OBJECTIVE: Give the listing again in full, exactly as written.

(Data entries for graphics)
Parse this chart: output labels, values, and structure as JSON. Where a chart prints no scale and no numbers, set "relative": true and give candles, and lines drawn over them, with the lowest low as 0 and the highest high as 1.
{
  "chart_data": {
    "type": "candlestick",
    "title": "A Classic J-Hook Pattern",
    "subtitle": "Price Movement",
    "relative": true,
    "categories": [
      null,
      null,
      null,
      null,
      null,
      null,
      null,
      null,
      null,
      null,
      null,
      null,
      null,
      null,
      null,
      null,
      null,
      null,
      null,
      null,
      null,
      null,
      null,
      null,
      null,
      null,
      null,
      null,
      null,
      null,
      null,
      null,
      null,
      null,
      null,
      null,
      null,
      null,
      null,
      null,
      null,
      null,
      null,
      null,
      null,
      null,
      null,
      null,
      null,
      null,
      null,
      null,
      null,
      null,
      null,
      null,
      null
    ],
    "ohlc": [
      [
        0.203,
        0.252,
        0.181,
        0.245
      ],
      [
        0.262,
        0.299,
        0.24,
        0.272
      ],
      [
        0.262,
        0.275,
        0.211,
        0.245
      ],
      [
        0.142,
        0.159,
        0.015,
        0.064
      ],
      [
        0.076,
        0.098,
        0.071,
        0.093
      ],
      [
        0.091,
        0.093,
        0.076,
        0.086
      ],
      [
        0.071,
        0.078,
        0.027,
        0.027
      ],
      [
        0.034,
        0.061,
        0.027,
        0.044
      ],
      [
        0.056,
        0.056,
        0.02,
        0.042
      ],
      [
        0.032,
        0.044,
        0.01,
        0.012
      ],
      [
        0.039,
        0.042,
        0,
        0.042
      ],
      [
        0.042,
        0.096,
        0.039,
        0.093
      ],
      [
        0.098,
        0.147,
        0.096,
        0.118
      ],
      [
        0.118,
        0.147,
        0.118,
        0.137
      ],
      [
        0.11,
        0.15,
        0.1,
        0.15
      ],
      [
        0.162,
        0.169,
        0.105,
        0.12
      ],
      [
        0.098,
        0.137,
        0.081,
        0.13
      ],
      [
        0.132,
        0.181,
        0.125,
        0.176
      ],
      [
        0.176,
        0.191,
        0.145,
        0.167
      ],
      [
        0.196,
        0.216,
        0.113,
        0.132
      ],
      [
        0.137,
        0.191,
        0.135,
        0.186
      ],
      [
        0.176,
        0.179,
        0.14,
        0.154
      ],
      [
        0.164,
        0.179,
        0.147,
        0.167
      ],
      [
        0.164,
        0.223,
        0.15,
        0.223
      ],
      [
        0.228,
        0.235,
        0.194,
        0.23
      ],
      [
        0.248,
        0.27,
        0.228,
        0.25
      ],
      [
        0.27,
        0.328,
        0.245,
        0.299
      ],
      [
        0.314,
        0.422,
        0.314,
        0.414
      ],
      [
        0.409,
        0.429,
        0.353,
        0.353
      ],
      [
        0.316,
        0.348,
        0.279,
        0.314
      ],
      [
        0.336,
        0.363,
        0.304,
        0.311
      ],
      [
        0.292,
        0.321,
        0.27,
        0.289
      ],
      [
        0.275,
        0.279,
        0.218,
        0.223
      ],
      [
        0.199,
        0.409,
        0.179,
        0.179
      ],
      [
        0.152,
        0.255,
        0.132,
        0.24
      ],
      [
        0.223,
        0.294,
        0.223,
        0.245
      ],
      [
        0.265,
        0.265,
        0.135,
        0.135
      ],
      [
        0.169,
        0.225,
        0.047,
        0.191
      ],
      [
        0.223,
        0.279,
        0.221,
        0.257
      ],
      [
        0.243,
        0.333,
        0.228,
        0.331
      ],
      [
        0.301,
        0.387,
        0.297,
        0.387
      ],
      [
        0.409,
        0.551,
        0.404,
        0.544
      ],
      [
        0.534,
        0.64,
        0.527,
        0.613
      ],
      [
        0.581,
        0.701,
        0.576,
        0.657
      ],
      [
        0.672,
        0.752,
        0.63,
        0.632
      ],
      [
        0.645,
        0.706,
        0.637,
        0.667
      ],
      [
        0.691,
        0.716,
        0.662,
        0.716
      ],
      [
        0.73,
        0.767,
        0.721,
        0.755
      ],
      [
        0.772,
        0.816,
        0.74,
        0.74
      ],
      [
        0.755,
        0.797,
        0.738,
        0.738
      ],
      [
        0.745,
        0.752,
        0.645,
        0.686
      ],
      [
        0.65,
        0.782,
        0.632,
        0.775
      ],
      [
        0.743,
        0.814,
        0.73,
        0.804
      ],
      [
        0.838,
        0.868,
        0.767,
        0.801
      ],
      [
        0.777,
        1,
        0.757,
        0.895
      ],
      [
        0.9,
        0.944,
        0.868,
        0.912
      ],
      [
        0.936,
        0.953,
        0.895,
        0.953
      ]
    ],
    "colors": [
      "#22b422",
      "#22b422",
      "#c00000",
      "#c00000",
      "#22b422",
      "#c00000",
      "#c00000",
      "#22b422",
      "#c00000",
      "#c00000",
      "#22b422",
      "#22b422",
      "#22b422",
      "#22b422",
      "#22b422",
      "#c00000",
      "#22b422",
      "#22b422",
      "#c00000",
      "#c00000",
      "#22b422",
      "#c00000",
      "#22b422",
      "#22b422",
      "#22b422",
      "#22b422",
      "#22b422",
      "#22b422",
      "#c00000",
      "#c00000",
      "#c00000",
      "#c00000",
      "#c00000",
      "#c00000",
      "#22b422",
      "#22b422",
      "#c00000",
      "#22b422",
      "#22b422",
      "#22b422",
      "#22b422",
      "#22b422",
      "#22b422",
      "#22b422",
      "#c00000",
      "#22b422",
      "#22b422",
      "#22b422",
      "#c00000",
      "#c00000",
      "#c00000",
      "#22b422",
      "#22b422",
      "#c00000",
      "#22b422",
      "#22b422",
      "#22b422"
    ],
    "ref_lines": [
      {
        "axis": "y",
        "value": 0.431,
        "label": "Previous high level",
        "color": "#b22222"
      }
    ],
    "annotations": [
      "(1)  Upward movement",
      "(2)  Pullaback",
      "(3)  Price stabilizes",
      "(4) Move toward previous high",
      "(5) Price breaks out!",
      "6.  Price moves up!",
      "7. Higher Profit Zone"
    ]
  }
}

COMPLETED TASK:
Parse this chart: output labels, values, and structure as JSON. Where a chart prints no scale and no numbers, set "relative": true and give candles, and lines drawn over them, with the lowest low as 0 and the highest high as 1.
{
  "chart_data": {
    "type": "candlestick",
    "title": "A Classic J-Hook Pattern",
    "subtitle": "Price Movement",
    "relative": true,
    "categories": [
      null,
      null,
      null,
      null,
      null,
      null,
      null,
      null,
      null,
      null,
      null,
      null,
      null,
      null,
      null,
      null,
      null,
      null,
      null,
      null,
      null,
      null,
      null,
      null,
      null,
      null,
      null,
      null,
      null,
      null,
      null,
      null,
      null,
      null,
      null,
      null,
      null,
      null,
      null,
      null,
      null,
      null,
      null,
      null,
      null,
      null,
      null,
      null,
      null,
      null,
      null,
      null,
      null,
      null,
      null,
      null,
      null
    ],
    "ohlc": [
      [
        0.203,
        0.252,
        0.181,
        0.245
      ],
      [
        0.262,
        0.299,
        0.24,
        0.272
      ],
      [
        0.262,
        0.275,
        0.211,
        0.245
      ],
      [
        0.142,
        0.159,
        0.015,
        0.064
      ],
      [
        0.076,
        0.098,
        0.071,
        0.093
      ],
      [
        0.091,
        0.093,
        0.076,
        0.086
      ],
      [
        0.071,
        0.078,
        0.027,
        0.027
      ],
      [
        0.034,
        0.061,
        0.027,
        0.044
      ],
      [
        0.056,
        0.056,
        0.02,
        0.042
      ],
      [
        0.032,
        0.044,
        0.01,
        0.012
      ],
      [
        0.039,
        0.042,
        0,
        0.042
      ],
      [
        0.042,
        0.096,
        0.039,
        0.093
      ],
      [
        0.098,
        0.147,
        0.096,
        0.118
      ],
      [
        0.118,
        0.147,
        0.118,
        0.137
      ],
      [
        0.11,
        0.15,
        0.1,
        0.15
      ],
      [
        0.162,
        0.169,
        0.105,
        0.12
      ],
      [
        0.098,
        0.137,
        0.081,
        0.13
      ],
      [
        0.132,
        0.181,
        0.125,
        0.176
      ],
      [
        0.176,
        0.191,
        0.145,
        0.167
      ],
      [
        0.196,
        0.216,
        0.113,
        0.132
      ],
      [
        0.137,
        0.191,
        0.135,
        0.186
      ],
      [
        0.176,
        0.179,
        0.14,
        0.154
      ],
      [
        0.164,
        0.179,
        0.147,
        0.167
      ],
      [
        0.164,
        0.223,
        0.15,
        0.223
      ],
      [
        0.228,
        0.235,
        0.194,
        0.23
      ],
      [
        0.248,
        0.27,
        0.228,
        0.25
      ],
      [
        0.27,
        0.328,
        0.245,
        0.299
      ],
      [
        0.314,
        0.422,
        0.314,
        0.414
      ],
      [
        0.409,
        0.429,
        0.353,
        0.353
      ],
      [
        0.316,
        0.348,
        0.279,
        0.314
      ],
      [
        0.336,
        0.363,
        0.304,
        0.311
      ],
      [
        0.292,
        0.321,
        0.27,
        0.289
      ],
      [
        0.275,
        0.279,
        0.218,
        0.223
      ],
      [
        0.199,
        0.409,
        0.179,
        0.179
      ],
      [
        0.152,
        0.255,
        0.132,
        0.24
      ],
      [
        0.223,
        0.294,
        0.223,
        0.245
      ],
      [
        0.265,
        0.265,
        0.135,
        0.135
      ],
      [
        0.169,
        0.225,
        0.047,
        0.191
      ],
      [
        0.223,
        0.279,
        0.221,
        0.257
      ],
      [
        0.243,
        0.333,
        0.228,
        0.331
      ],
      [
        0.301,
        0.387,
        0.297,
        0.387
      ],
      [
        0.409,
        0.551,
        0.404,
        0.544
      ],
      [
        0.534,
        0.64,
        0.527,
        0.613
      ],
      [
        0.581,
        0.701,
        0.576,
        0.657
      ],
      [
        0.672,
        0.752,
        0.63,
        0.632
      ],
      [
        0.645,
        0.706,
        0.637,
        0.667
      ],
      [
        0.691,
        0.716,
        0.662,
        0.716
      ],
      [
        0.73,
        0.767,
        0.721,
        0.755
      ],
      [
        0.772,
        0.816,
        0.74,
        0.74
      ],
      [
        0.755,
        0.797,
        0.738,
        0.738
      ],
      [
        0.745,
        0.752,
        0.645,
        0.686
      ],
      [
        0.65,
        0.782,
        0.632,
        0.775
      ],
      [
        0.743,
        0.814,
        0.73,
        0.804
      ],
      [
        0.838,
        0.868,
        0.767,
        0.801
      ],
      [
        0.777,
        1,
        0.757,
        0.895
      ],
      [
        0.9,
        0.944,
        0.868,
        0.912
      ],
      [
        0.936,
        0.953,
        0.895,
        0.953
      ]
    ],
    "colors": [
      "#22b422",
      "#22b422",
      "#c00000",
      "#c00000",
      "#22b422",
      "#c00000",
      "#c00000",
      "#22b422",
      "#c00000",
      "#c00000",
      "#22b422",
      "#22b422",
      "#22b422",
      "#22b422",
      "#22b422",
      "#c00000",
      "#22b422",
      "#22b422",
      "#c00000",
      "#c00000",
      "#22b422",
      "#c00000",
      "#22b422",
      "#22b422",
      "#22b422",
      "#22b422",
      "#22b422",
      "#22b422",
      "#c00000",
      "#c00000",
      "#c00000",
      "#c00000",
      "#c00000",
      "#c00000",
      "#22b422",
      "#22b422",
      "#c00000",
      "#22b422",
      "#22b422",
      "#22b422",
      "#22b422",
      "#22b422",
      "#22b422",
      "#22b422",
      "#c00000",
      "#22b422",
      "#22b422",
      "#22b422",
      "#c00000",
      "#c00000",
      "#c00000",
      "#22b422",
      "#22b422",
      "#c00000",
      "#22b422",
      "#22b422",
      "#22b422"
    ],
    "ref_lines": [
      {
        "axis": "y",
        "value": 0.431,
        "label": "Previous high level",
        "color": "#b22222"
      }
    ],
    "annotations": [
      "(1)  Upward movement",
      "(2)  Pullaback",
      "(3)  Price stabilizes",
      "(4) Move toward previous high",
      "(5) Price breaks out!",
      "6.  Price moves up!",
      "7. Higher Profit Zone"
    ]
  }
}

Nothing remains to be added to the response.